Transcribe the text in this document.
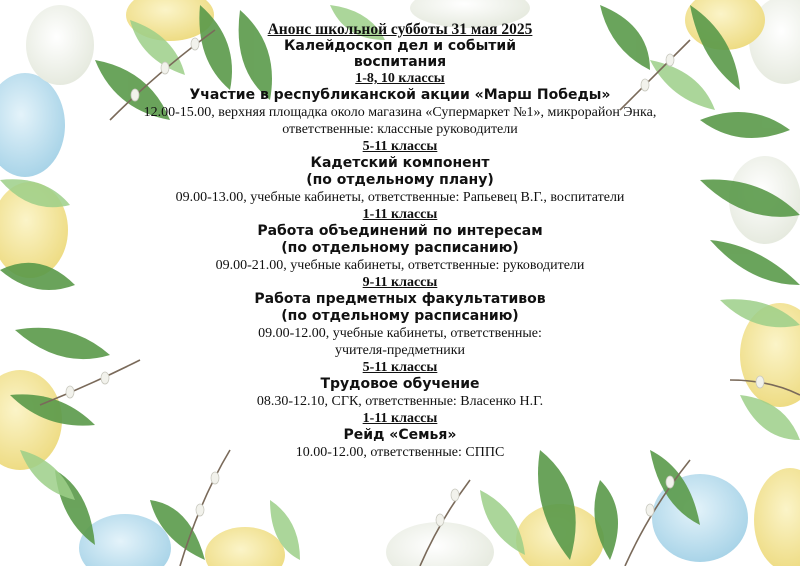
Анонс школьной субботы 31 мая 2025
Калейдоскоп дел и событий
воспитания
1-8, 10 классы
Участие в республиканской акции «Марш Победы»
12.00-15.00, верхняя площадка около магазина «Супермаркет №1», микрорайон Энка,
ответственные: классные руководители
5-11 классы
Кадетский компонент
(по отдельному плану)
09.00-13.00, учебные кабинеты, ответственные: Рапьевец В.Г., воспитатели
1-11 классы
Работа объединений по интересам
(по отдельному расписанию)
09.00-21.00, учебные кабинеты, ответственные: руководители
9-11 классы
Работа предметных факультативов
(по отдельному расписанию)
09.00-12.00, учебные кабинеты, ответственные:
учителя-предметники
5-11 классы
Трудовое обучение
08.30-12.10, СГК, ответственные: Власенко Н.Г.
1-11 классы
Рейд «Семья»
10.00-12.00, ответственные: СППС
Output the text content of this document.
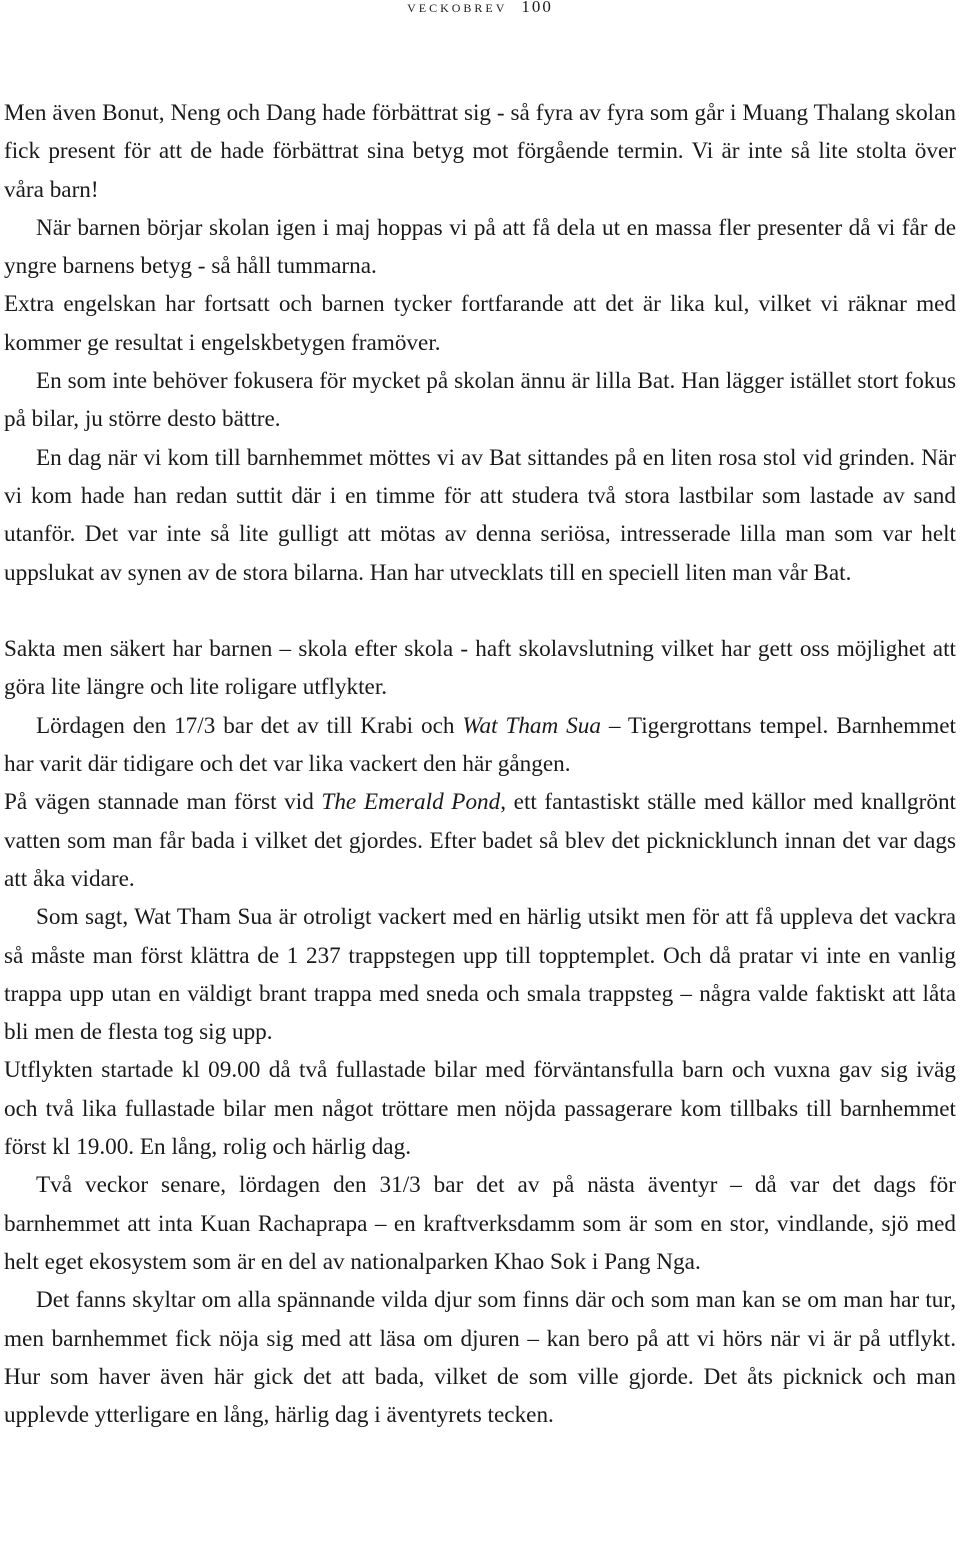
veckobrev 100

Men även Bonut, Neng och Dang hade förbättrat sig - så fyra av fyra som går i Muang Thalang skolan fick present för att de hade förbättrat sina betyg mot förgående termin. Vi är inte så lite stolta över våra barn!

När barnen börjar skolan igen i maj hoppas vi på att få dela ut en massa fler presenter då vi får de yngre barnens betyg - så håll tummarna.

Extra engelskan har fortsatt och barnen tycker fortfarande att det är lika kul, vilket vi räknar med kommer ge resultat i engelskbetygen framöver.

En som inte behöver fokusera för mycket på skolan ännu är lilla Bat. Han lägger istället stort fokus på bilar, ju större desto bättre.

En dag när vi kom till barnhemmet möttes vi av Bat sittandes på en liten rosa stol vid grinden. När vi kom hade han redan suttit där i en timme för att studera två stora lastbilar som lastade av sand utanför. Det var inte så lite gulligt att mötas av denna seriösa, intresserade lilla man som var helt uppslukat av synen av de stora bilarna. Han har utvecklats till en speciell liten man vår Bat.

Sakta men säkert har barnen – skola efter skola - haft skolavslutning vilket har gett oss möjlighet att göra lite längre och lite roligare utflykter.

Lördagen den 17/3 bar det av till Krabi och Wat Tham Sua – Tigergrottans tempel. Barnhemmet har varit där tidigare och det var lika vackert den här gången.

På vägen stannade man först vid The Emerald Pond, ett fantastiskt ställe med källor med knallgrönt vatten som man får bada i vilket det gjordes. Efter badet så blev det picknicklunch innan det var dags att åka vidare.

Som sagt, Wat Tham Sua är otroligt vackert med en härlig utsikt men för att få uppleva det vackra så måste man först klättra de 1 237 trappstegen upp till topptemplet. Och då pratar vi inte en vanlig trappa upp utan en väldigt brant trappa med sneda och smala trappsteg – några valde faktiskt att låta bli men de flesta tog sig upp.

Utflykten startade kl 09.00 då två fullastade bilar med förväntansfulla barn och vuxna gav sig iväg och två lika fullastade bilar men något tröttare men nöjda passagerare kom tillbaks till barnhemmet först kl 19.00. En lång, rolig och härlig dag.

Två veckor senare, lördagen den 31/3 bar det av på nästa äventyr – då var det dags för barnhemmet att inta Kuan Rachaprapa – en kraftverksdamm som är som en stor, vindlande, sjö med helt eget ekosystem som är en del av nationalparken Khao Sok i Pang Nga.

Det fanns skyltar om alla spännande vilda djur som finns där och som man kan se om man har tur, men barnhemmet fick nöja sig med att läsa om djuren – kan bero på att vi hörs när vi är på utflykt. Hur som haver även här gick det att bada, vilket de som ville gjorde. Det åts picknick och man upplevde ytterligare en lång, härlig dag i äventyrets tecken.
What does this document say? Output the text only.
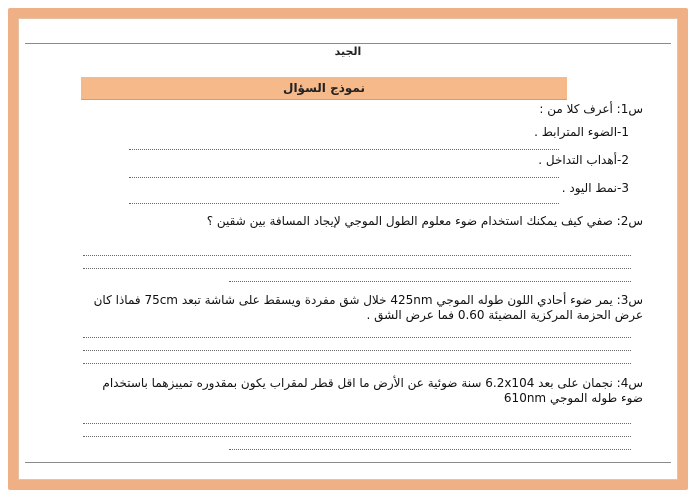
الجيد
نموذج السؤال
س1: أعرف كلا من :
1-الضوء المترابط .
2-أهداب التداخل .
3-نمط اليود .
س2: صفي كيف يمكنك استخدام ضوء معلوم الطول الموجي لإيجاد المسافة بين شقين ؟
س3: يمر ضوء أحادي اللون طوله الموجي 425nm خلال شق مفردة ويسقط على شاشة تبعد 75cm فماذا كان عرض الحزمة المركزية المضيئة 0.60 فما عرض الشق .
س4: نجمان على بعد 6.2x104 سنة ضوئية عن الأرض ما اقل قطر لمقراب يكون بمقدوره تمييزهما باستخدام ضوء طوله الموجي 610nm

Request - The pictures should not appear in the copy; every other part of the records above must be returned exactly.

Complete output -
Transcribe the text in this document.
Анонс школьной субботы 31 мая 2025
Калейдоскоп дел и событий
воспитания
1-8, 10 классы
Участие в республиканской акции «Марш Победы»
12.00-15.00, верхняя площадка около магазина «Супермаркет №1», микрорайон Энка,
ответственные: классные руководители
5-11 классы
Кадетский компонент
(по отдельному плану)
09.00-13.00, учебные кабинеты, ответственные: Рапьевец В.Г., воспитатели
1-11 классы
Работа объединений по интересам
(по отдельному расписанию)
09.00-21.00, учебные кабинеты, ответственные: руководители
9-11 классы
Работа предметных факультативов
(по отдельному расписанию)
09.00-12.00, учебные кабинеты, ответственные:
учителя-предметники
5-11 классы
Трудовое обучение
08.30-12.10, СГК, ответственные: Власенко Н.Г.
1-11 классы
Рейд «Семья»
10.00-12.00, ответственные: СППС
Output the text content of this document.
veckobrev 100

Men även Bonut, Neng och Dang hade förbättrat sig - så fyra av fyra som går i Muang Thalang skolan fick present för att de hade förbättrat sina betyg mot förgående termin. Vi är inte så lite stolta över våra barn!

När barnen börjar skolan igen i maj hoppas vi på att få dela ut en massa fler presenter då vi får de yngre barnens betyg - så håll tummarna.

Extra engelskan har fortsatt och barnen tycker fortfarande att det är lika kul, vilket vi räknar med kommer ge resultat i engelskbetygen framöver.

En som inte behöver fokusera för mycket på skolan ännu är lilla Bat. Han lägger istället stort fokus på bilar, ju större desto bättre.

En dag när vi kom till barnhemmet möttes vi av Bat sittandes på en liten rosa stol vid grinden. När vi kom hade han redan suttit där i en timme för att studera två stora lastbilar som lastade av sand utanför. Det var inte så lite gulligt att mötas av denna seriösa, intresserade lilla man som var helt uppslukat av synen av de stora bilarna. Han har utvecklats till en speciell liten man vår Bat.

Sakta men säkert har barnen – skola efter skola - haft skolavslutning vilket har gett oss möjlighet att göra lite längre och lite roligare utflykter.

Lördagen den 17/3 bar det av till Krabi och Wat Tham Sua – Tigergrottans tempel. Barnhemmet har varit där tidigare och det var lika vackert den här gången.

På vägen stannade man först vid The Emerald Pond, ett fantastiskt ställe med källor med knallgrönt vatten som man får bada i vilket det gjordes. Efter badet så blev det picknicklunch innan det var dags att åka vidare.

Som sagt, Wat Tham Sua är otroligt vackert med en härlig utsikt men för att få uppleva det vackra så måste man först klättra de 1 237 trappstegen upp till topptemplet. Och då pratar vi inte en vanlig trappa upp utan en väldigt brant trappa med sneda och smala trappsteg – några valde faktiskt att låta bli men de flesta tog sig upp.

Utflykten startade kl 09.00 då två fullastade bilar med förväntansfulla barn och vuxna gav sig iväg och två lika fullastade bilar men något tröttare men nöjda passagerare kom tillbaks till barnhemmet först kl 19.00. En lång, rolig och härlig dag.

Två veckor senare, lördagen den 31/3 bar det av på nästa äventyr – då var det dags för barnhemmet att inta Kuan Rachaprapa – en kraftverksdamm som är som en stor, vindlande, sjö med helt eget ekosystem som är en del av nationalparken Khao Sok i Pang Nga.

Det fanns skyltar om alla spännande vilda djur som finns där och som man kan se om man har tur, men barnhemmet fick nöja sig med att läsa om djuren – kan bero på att vi hörs när vi är på utflykt. Hur som haver även här gick det att bada, vilket de som ville gjorde. Det åts picknick och man upplevde ytterligare en lång, härlig dag i äventyrets tecken.
What does this document say? Output the text only.
الجيد
نموذج السؤال
س1: أعرف كلا من :
1-الضوء المترابط .
2-أهداب التداخل .
3-نمط اليود .
س2: صفي كيف يمكنك استخدام ضوء معلوم الطول الموجي لإيجاد المسافة بين شقين ؟
س3: يمر ضوء أحادي اللون طوله الموجي 425nm خلال شق مفردة ويسقط على شاشة تبعد 75cm فماذا كان عرض الحزمة المركزية المضيئة 0.60 فما عرض الشق .
س4: نجمان على بعد 6.2x104 سنة ضوئية عن الأرض ما اقل قطر لمقراب يكون بمقدوره تمييزهما باستخدام ضوء طوله الموجي 610nm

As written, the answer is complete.